• _Work instructions_:
Only a number is wanted: how many lines of the entries include the string "hoàn"?

START

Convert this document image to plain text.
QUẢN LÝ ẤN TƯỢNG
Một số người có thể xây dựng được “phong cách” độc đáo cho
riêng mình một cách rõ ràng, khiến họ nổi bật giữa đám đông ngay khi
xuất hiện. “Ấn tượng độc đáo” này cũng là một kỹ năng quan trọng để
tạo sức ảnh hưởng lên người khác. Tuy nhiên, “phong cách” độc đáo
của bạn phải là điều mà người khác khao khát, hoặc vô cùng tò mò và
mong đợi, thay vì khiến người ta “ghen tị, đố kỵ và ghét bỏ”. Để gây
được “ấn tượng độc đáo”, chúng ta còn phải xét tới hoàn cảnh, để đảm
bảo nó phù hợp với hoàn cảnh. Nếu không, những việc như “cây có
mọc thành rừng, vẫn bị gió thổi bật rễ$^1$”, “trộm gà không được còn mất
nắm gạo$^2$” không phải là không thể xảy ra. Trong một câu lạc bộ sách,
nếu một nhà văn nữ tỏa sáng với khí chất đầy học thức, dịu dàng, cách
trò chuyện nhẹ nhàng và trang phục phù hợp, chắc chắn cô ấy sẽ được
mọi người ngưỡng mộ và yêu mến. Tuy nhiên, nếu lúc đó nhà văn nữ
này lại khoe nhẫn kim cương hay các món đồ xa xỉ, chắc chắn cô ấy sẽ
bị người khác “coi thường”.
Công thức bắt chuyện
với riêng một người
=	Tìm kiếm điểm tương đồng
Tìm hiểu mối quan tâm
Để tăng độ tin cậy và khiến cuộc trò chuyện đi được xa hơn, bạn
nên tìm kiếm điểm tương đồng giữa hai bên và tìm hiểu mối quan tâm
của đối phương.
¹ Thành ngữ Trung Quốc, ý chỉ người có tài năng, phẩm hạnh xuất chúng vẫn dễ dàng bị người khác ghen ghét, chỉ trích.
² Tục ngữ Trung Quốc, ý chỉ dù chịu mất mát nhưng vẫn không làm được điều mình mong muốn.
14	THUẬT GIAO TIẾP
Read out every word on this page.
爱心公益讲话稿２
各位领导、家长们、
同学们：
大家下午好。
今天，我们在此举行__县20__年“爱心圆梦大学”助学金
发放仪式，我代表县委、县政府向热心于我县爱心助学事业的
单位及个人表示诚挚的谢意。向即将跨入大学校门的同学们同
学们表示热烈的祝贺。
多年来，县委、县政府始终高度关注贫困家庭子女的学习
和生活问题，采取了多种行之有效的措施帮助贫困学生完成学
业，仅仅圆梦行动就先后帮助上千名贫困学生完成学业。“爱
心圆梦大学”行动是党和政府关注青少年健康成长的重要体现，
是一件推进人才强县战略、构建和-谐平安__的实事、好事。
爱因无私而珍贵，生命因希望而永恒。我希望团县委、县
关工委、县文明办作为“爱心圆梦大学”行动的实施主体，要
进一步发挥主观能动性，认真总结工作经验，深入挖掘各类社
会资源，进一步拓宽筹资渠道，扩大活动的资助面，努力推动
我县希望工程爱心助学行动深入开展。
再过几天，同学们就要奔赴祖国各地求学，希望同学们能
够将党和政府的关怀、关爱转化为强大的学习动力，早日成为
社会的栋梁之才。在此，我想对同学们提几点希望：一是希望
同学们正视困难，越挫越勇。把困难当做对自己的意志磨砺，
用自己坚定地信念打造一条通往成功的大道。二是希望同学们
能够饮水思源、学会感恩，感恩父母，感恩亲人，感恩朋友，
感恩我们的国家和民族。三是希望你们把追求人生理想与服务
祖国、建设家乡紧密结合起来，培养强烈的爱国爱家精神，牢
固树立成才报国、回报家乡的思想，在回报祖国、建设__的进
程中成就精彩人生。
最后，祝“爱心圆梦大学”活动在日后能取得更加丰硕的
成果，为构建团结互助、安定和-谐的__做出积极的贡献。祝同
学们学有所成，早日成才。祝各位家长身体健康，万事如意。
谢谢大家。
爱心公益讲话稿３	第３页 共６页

END

• _Solution to this task_:
2